== Supplied information ==
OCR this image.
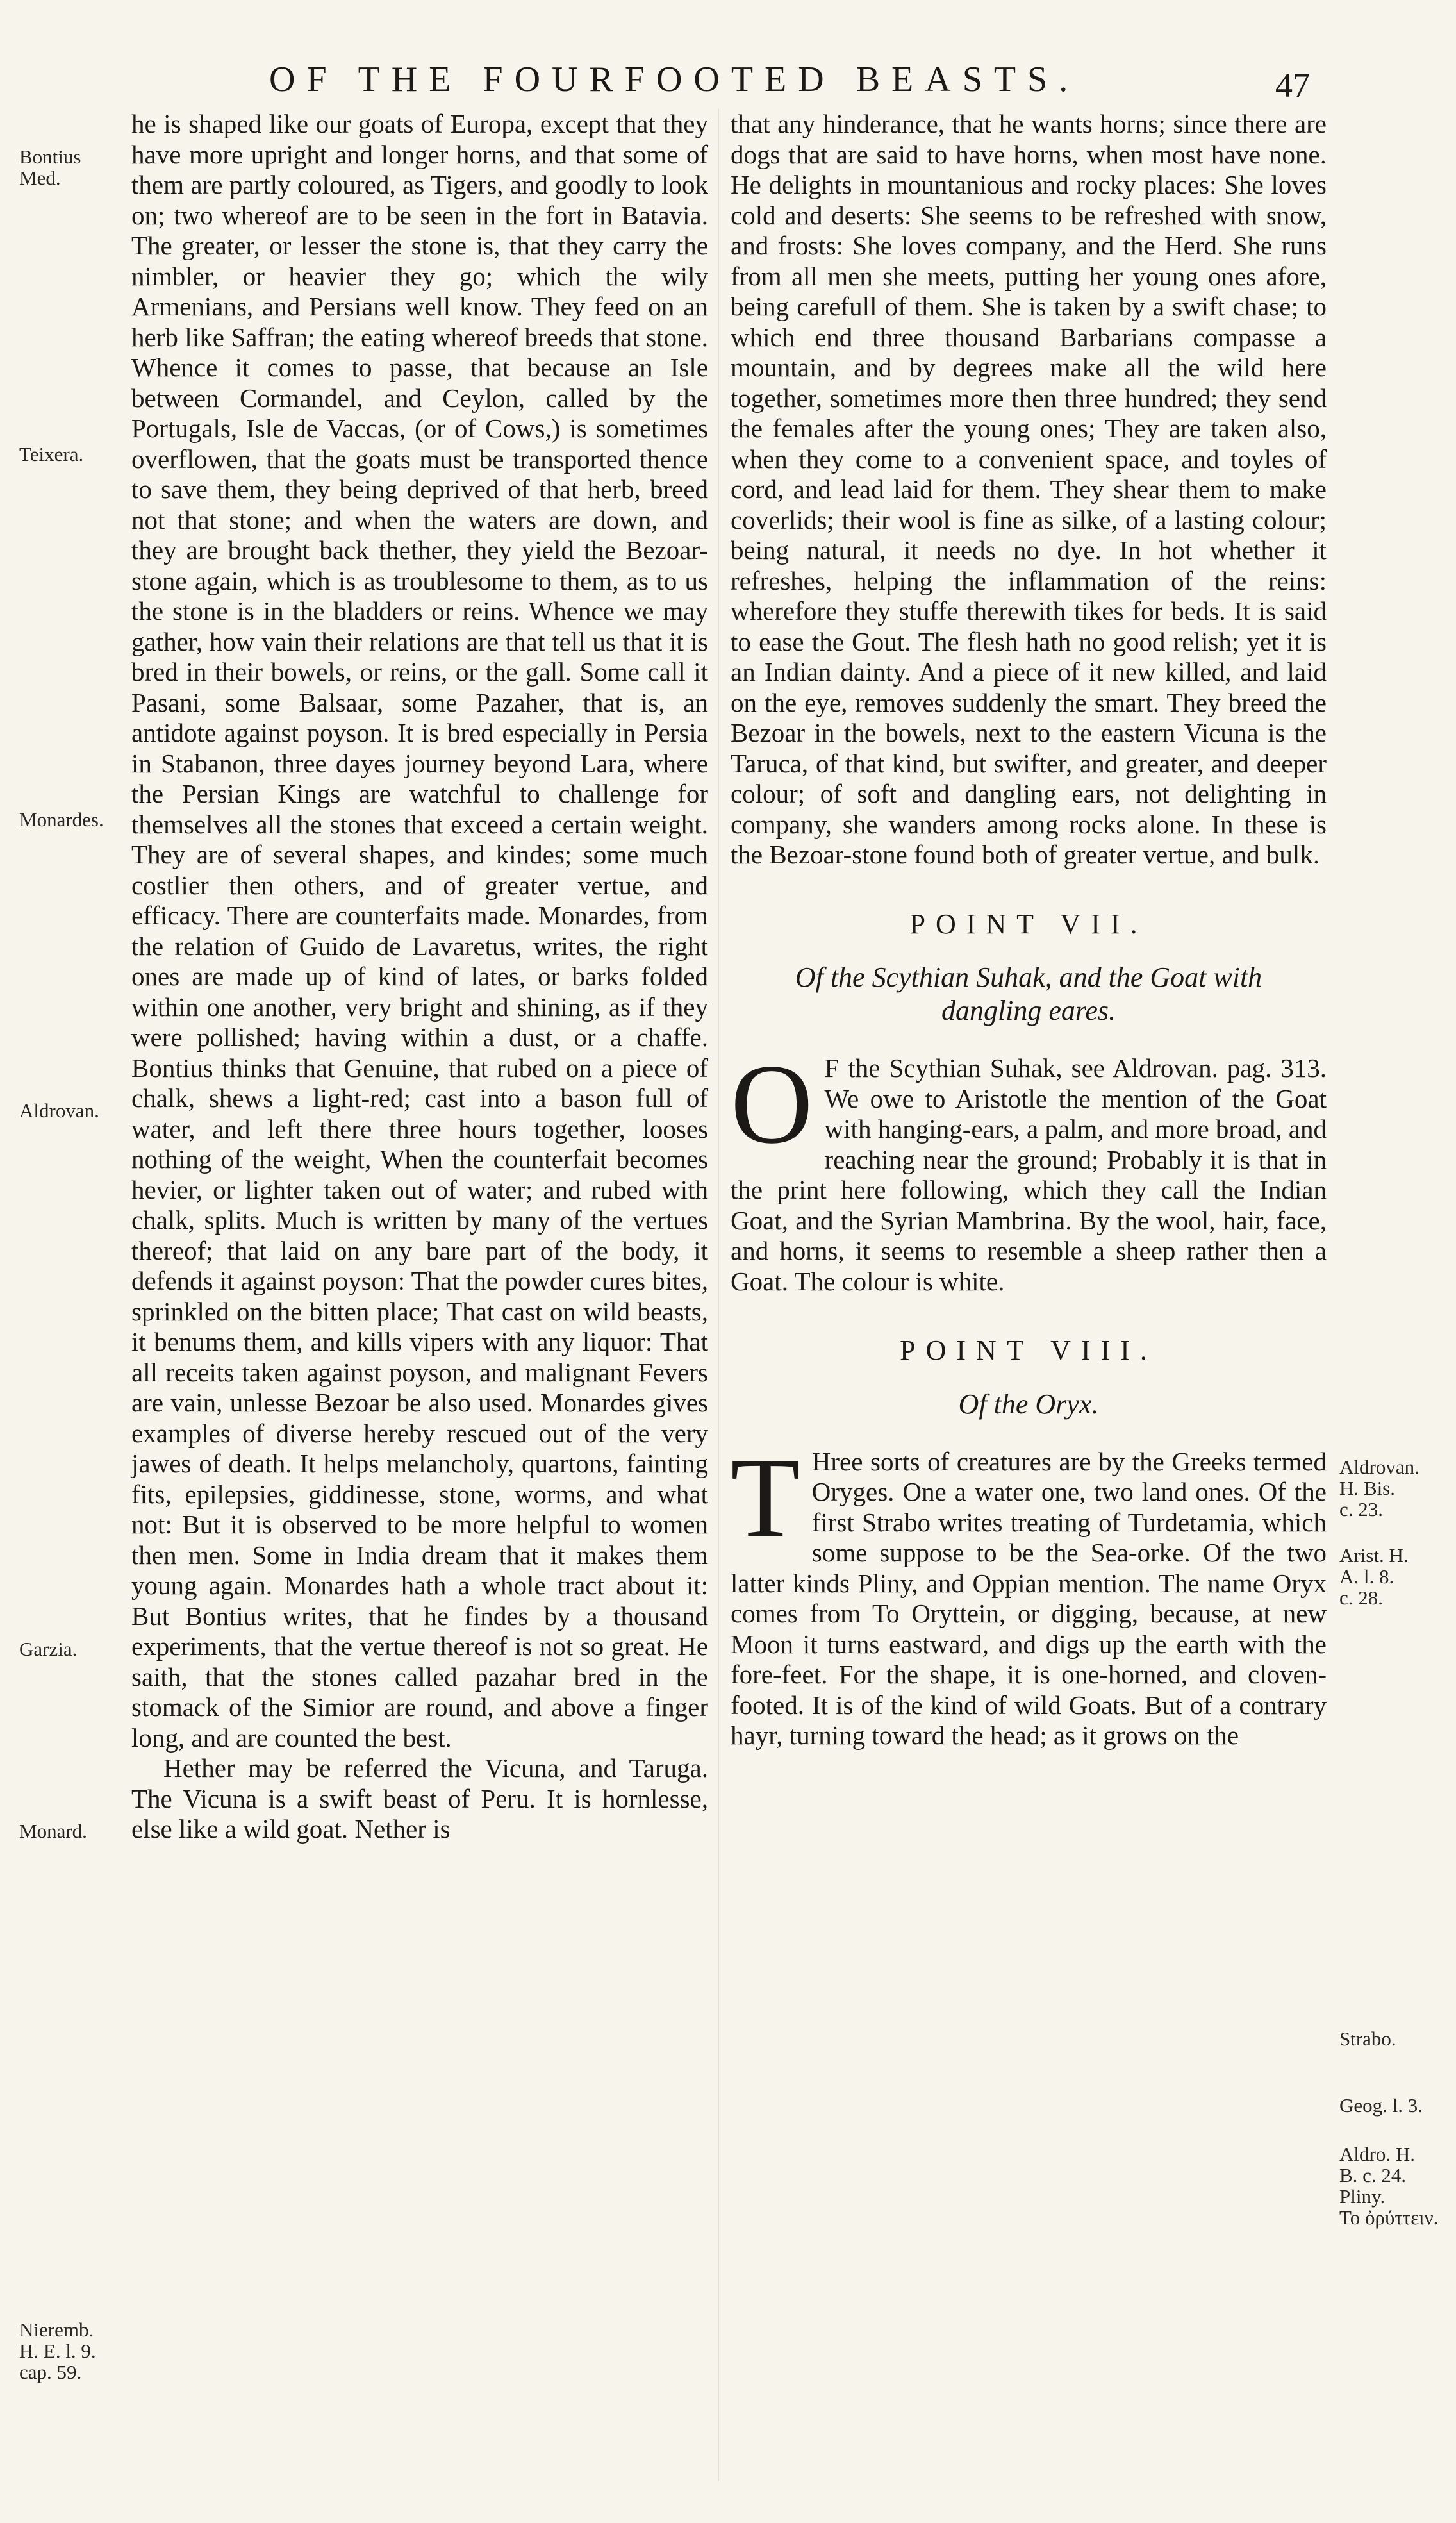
OF THE FOURFOOTED BEASTS.	47
Bontius
Med.
Teixera.
Monardes.
Aldrovan.
Garzia.
Monard.
Nieremb.
H. E. l. 9.
cap. 59.
Aldrovan.
H. Bis.
c. 23.
Arist. H.
A. l. 8.
c. 28.
Strabo.
Geog. l. 3.
Aldro. H.
B. c. 24.
Pliny.
To ὀρύττειν.

he is shaped like our goats of Europa, except that they have more upright and longer horns, and that some of them are partly coloured, as Tigers, and goodly to look on; two whereof are to be seen in the fort in Batavia. The greater, or lesser the stone is, that they carry the nimbler, or heavier they go; which the wily Armenians, and Persians well know. They feed on an herb like Saffran; the eating whereof breeds that stone. Whence it comes to passe, that because an Isle between Cormandel, and Ceylon, called by the Portugals, Isle de Vaccas, (or of Cows,) is sometimes overflowen, that the goats must be transported thence to save them, they being deprived of that herb, breed not that stone; and when the waters are down, and they are brought back thether, they yield the Bezoar-stone again, which is as troublesome to them, as to us the stone is in the bladders or reins. Whence we may gather, how vain their relations are that tell us that it is bred in their bowels, or reins, or the gall. Some call it Pasani, some Balsaar, some Pazaher, that is, an antidote against poyson. It is bred especially in Persia in Stabanon, three dayes journey beyond Lara, where the Persian Kings are watchful to challenge for themselves all the stones that exceed a certain weight. They are of several shapes, and kindes; some much costlier then others, and of greater vertue, and efficacy. There are counterfaits made. Monardes, from the relation of Guido de Lavaretus, writes, the right ones are made up of kind of lates, or barks folded within one another, very bright and shining, as if they were pollished; having within a dust, or a chaffe. Bontius thinks that Genuine, that rubed on a piece of chalk, shews a light-red; cast into a bason full of water, and left there three hours together, looses nothing of the weight, When the counterfait becomes hevier, or lighter taken out of water; and rubed with chalk, splits. Much is written by many of the vertues thereof; that laid on any bare part of the body, it defends it against poyson: That the powder cures bites, sprinkled on the bitten place; That cast on wild beasts, it benums them, and kills vipers with any liquor: That all receits taken against poyson, and malignant Fevers are vain, unlesse Bezoar be also used. Monardes gives examples of diverse hereby rescued out of the very jawes of death. It helps melancholy, quartons, fainting fits, epilepsies, giddinesse, stone, worms, and what not: But it is observed to be more helpful to women then men. Some in India dream that it makes them young again. Monardes hath a whole tract about it: But Bontius writes, that he findes by a thousand experiments, that the vertue thereof is not so great. He saith, that the stones called pazahar bred in the stomack of the Simior are round, and above a finger long, and are counted the best.

Hether may be referred the Vicuna, and Taruga. The Vicuna is a swift beast of Peru. It is hornlesse, else like a wild goat. Nether is

that any hinderance, that he wants horns; since there are dogs that are said to have horns, when most have none. He delights in mountanious and rocky places: She loves cold and deserts: She seems to be refreshed with snow, and frosts: She loves company, and the Herd. She runs from all men she meets, putting her young ones afore, being carefull of them. She is taken by a swift chase; to which end three thousand Barbarians compasse a mountain, and by degrees make all the wild here together, sometimes more then three hundred; they send the females after the young ones; They are taken also, when they come to a convenient space, and toyles of cord, and lead laid for them. They shear them to make coverlids; their wool is fine as silke, of a lasting colour; being natural, it needs no dye. In hot whether it refreshes, helping the inflammation of the reins: wherefore they stuffe therewith tikes for beds. It is said to ease the Gout. The flesh hath no good relish; yet it is an Indian dainty. And a piece of it new killed, and laid on the eye, removes suddenly the smart. They breed the Bezoar in the bowels, next to the eastern Vicuna is the Taruca, of that kind, but swifter, and greater, and deeper colour; of soft and dangling ears, not delighting in company, she wanders among rocks alone. In these is the Bezoar-stone found both of greater vertue, and bulk.

POINT VII.
Of the Scythian Suhak, and the Goat with dangling eares.

O F the Scythian Suhak, see Aldrovan. pag. 313. We owe to Aristotle the mention of the Goat with hanging-ears, a palm, and more broad, and reaching near the ground; Probably it is that in the print here following, which they call the Indian Goat, and the Syrian Mambrina. By the wool, hair, face, and horns, it seems to resemble a sheep rather then a Goat. The colour is white.

POINT VIII.
Of the Oryx.

T Hree sorts of creatures are by the Greeks termed Oryges. One a water one, two land ones. Of the first Strabo writes treating of Turdetamia, which some suppose to be the Sea-orke. Of the two latter kinds Pliny, and Oppian mention. The name Oryx comes from To Oryttein, or digging, because, at new Moon it turns eastward, and digs up the earth with the fore-feet. For the shape, it is one-horned, and cloven-footed. It is of the kind of wild Goats. But of a contrary hayr, turning toward the head; as it grows on the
===
▶ What you have to do: Search the records for the word "Strabo". Copy every line that has it.

▶ Task response:
Strabo.
T Hree sorts of creatures are by the Greeks termed Oryges. One a water one, two land ones. Of the first Strabo writes treating of Turdetamia, which some suppose to be the Sea-orke. Of the two latter kinds Pliny, and Oppian mention. The name Oryx comes from To Oryttein, or digging, because, at new Moon it turns eastward, and digs up the earth with the fore-feet. For the shape, it is one-horned, and cloven-footed. It is of the kind of wild Goats. But of a contrary hayr, turning toward the head; as it grows on the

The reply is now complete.